● Task to complete:
In the entries that follow, find the word "time" and report each line it is on.

** START OF Data records **

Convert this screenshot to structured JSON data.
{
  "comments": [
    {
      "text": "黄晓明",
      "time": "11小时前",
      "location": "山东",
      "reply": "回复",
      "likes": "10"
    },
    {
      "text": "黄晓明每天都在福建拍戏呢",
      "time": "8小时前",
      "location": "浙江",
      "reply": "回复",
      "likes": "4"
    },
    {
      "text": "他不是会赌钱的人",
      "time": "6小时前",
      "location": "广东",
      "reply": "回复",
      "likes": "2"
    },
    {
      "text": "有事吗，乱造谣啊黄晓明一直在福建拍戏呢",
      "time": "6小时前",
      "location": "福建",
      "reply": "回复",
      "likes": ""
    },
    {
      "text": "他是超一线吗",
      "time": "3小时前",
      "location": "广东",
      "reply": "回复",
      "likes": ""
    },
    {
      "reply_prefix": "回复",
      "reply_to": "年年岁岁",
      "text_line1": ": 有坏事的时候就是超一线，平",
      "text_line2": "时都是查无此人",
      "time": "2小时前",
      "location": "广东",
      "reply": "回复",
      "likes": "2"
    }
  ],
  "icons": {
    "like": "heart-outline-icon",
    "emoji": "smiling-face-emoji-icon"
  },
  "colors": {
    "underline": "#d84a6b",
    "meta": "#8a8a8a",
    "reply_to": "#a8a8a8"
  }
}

** END OF Data records **

● Output below:
      "time": "11小时前",
      "time": "8小时前",
      "time": "6小时前",
      "time": "6小时前",
      "time": "3小时前",
      "time": "2小时前",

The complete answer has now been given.